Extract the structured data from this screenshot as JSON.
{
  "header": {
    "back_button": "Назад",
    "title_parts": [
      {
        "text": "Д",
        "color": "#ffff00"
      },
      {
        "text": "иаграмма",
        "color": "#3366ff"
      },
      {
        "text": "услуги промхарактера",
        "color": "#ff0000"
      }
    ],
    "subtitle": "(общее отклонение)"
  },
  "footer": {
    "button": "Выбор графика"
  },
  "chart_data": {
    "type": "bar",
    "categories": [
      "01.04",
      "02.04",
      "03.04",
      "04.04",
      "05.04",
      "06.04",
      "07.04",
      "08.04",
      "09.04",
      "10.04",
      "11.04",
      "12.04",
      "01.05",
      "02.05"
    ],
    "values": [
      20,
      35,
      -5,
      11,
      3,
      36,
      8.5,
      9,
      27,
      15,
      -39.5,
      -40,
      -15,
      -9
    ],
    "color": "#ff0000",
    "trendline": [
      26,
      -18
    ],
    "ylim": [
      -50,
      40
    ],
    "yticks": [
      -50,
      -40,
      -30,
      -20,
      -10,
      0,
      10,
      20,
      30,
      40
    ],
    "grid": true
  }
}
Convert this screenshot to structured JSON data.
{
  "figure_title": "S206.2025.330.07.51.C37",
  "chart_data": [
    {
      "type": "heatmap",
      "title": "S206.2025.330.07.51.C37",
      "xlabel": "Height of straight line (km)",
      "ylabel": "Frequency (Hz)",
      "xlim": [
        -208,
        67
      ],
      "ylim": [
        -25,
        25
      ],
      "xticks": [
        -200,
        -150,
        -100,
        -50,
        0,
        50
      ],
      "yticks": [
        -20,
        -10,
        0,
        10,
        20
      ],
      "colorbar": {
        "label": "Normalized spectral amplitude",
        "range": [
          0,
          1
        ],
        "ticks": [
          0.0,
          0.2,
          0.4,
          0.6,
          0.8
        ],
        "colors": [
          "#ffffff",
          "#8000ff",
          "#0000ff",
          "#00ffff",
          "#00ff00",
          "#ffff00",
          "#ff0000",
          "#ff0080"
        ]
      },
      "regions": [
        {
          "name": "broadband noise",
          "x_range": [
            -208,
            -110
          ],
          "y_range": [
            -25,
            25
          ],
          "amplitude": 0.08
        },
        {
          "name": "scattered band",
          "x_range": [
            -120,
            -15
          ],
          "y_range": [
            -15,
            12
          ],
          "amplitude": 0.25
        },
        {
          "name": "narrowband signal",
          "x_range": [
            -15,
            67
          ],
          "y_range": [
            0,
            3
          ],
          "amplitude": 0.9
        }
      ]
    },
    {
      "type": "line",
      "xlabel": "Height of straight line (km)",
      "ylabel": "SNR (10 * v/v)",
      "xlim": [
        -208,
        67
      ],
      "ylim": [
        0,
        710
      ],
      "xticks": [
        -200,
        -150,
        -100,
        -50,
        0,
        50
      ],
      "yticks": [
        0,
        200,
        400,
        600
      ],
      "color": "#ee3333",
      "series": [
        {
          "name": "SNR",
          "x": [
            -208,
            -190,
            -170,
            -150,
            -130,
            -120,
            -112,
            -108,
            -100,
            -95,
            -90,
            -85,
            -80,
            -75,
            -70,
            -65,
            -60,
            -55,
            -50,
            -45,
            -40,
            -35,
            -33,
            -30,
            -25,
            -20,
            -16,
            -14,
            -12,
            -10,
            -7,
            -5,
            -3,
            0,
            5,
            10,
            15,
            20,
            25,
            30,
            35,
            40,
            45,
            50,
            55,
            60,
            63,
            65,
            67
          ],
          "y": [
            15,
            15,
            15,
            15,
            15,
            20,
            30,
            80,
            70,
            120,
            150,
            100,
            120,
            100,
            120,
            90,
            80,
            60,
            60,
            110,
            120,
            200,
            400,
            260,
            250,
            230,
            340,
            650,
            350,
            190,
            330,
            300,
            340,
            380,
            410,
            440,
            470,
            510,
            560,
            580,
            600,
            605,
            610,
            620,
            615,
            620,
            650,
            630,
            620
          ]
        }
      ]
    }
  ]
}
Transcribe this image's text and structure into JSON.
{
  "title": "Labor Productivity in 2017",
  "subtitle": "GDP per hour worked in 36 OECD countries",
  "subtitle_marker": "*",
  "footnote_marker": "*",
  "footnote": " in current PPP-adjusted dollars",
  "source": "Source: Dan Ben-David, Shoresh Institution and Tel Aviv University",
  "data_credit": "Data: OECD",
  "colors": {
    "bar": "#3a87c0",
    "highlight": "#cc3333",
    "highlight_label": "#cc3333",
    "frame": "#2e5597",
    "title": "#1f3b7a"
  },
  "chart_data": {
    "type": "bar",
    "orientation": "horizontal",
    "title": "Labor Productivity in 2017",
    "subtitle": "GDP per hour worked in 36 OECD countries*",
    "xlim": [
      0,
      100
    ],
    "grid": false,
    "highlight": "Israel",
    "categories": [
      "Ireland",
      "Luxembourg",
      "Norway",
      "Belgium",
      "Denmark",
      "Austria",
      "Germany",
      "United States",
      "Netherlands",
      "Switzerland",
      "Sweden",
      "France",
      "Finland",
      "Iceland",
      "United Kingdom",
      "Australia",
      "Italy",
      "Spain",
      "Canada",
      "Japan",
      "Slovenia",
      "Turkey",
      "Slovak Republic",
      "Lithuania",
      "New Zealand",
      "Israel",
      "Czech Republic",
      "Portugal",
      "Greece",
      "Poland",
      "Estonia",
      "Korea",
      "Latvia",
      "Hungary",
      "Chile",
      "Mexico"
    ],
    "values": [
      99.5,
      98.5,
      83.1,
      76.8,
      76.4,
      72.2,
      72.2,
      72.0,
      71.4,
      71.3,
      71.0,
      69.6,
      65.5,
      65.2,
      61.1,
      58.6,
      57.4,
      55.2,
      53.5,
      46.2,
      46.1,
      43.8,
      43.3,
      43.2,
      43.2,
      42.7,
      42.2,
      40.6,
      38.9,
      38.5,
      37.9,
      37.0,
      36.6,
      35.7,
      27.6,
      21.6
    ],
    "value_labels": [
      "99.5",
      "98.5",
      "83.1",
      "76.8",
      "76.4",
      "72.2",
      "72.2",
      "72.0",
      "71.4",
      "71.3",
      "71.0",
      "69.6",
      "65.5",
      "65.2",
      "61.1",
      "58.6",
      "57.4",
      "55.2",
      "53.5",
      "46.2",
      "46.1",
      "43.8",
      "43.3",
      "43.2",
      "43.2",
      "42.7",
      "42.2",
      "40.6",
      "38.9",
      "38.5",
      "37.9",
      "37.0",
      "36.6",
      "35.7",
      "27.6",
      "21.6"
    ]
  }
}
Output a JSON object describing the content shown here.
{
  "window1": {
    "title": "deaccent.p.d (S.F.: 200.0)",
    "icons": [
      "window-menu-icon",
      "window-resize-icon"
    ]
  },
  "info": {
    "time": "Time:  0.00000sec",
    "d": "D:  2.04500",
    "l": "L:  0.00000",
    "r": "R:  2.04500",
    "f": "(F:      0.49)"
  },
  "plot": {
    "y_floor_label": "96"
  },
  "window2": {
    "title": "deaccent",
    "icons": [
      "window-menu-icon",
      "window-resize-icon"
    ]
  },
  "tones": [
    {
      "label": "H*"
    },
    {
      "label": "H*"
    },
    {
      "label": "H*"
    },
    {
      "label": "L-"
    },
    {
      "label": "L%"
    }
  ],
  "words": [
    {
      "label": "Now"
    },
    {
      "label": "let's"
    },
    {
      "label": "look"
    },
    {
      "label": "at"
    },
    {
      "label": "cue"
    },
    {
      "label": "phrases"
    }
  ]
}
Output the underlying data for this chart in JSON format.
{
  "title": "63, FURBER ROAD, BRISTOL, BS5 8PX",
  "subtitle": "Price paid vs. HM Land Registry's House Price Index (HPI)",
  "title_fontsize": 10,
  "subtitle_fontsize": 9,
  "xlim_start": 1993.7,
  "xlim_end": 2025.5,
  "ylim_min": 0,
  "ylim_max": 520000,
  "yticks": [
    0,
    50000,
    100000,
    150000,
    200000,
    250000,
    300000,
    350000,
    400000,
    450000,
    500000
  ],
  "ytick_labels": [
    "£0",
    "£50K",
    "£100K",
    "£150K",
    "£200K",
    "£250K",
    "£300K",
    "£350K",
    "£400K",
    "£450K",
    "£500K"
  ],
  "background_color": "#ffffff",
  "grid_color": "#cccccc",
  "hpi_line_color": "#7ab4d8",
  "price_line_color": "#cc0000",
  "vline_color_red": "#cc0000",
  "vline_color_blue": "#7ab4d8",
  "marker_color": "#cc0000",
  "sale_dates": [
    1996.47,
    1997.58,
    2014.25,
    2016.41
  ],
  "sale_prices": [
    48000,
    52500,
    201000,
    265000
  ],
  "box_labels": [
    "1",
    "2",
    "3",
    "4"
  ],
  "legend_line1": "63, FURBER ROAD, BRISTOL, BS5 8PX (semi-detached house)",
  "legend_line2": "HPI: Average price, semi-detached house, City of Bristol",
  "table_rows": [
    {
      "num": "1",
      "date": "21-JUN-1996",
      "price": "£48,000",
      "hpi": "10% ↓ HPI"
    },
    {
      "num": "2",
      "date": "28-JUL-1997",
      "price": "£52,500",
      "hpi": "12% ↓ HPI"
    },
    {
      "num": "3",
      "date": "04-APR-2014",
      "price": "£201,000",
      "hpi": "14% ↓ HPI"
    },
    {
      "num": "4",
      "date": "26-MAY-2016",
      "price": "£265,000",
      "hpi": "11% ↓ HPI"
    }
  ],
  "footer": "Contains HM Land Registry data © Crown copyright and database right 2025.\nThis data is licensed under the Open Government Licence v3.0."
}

▬▬▬▬▬▬

• [Exercise goal] Go through the records and gather the lines that hold "OECD".

• [Exercise solution]
  "subtitle": "GDP per hour worked in 36 OECD countries",
  "data_credit": "Data: OECD",
    "subtitle": "GDP per hour worked in 36 OECD countries*",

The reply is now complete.